Short task -
Work out how many lines in the listing below include the word "data"; answer with the number alone.

Exercise materials -

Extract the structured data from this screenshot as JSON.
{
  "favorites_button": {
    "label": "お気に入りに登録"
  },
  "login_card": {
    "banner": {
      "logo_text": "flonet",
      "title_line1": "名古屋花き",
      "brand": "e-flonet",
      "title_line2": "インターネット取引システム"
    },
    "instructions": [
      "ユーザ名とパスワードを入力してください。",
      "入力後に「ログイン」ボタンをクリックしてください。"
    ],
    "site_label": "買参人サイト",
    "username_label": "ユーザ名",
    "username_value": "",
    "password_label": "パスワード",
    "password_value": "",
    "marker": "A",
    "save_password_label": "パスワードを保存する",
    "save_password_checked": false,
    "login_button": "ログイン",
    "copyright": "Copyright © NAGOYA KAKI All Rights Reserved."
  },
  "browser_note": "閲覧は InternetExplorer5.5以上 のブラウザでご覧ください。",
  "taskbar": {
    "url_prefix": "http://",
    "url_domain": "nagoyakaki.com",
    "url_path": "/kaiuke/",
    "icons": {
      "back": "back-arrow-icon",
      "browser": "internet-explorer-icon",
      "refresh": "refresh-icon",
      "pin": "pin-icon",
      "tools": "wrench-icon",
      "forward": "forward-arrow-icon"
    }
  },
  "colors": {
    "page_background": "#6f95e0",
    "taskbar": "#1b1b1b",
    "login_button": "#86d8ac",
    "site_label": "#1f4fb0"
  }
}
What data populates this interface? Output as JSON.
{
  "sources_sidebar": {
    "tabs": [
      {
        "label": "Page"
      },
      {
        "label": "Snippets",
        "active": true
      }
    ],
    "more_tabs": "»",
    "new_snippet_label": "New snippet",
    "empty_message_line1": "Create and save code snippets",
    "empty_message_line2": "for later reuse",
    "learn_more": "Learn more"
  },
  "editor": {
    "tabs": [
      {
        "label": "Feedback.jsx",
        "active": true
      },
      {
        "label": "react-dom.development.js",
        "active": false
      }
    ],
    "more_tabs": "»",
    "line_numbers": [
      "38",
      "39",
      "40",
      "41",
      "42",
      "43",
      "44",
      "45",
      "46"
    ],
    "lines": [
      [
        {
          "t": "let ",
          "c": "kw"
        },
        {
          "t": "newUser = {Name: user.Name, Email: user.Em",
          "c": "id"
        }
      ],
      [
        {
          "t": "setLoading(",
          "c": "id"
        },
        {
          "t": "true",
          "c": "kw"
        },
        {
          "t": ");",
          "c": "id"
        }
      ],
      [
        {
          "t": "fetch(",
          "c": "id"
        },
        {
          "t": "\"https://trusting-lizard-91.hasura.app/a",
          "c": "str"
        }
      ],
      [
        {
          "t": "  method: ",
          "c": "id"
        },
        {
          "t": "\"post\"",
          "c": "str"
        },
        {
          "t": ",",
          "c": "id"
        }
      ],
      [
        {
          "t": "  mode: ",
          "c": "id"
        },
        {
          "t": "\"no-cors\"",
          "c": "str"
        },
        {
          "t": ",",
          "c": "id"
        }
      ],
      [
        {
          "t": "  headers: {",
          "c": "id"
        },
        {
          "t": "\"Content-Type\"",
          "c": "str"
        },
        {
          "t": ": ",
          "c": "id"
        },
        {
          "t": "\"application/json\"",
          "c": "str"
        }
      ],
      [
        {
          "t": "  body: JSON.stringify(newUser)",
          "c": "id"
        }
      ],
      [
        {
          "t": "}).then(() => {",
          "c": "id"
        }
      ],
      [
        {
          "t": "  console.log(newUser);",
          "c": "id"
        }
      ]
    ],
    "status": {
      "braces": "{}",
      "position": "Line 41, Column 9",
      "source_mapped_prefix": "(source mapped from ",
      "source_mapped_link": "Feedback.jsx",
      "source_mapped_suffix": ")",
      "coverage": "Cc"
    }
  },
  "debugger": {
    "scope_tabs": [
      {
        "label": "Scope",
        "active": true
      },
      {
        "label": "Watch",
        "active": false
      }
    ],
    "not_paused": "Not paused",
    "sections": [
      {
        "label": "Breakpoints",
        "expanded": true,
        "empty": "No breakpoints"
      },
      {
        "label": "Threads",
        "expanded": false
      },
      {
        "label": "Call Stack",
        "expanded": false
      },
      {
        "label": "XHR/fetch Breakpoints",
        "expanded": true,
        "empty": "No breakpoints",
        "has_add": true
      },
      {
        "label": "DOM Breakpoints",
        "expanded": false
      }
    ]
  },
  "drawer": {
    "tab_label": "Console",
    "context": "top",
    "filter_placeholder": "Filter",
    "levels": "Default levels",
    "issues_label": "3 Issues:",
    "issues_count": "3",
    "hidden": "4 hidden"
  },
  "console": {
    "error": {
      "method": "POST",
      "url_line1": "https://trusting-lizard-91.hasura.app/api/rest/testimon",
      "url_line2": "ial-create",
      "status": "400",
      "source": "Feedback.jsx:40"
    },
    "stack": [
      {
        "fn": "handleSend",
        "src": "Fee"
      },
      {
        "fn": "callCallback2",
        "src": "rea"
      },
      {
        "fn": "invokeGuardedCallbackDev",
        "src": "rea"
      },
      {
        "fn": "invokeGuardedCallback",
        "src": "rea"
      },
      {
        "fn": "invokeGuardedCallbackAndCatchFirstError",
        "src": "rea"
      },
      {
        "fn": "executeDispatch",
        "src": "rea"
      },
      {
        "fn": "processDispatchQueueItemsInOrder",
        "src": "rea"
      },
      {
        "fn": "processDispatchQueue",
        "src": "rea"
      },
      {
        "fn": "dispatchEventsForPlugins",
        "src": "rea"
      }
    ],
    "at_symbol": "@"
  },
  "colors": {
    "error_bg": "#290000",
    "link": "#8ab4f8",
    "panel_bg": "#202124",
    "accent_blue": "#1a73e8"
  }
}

Response -
2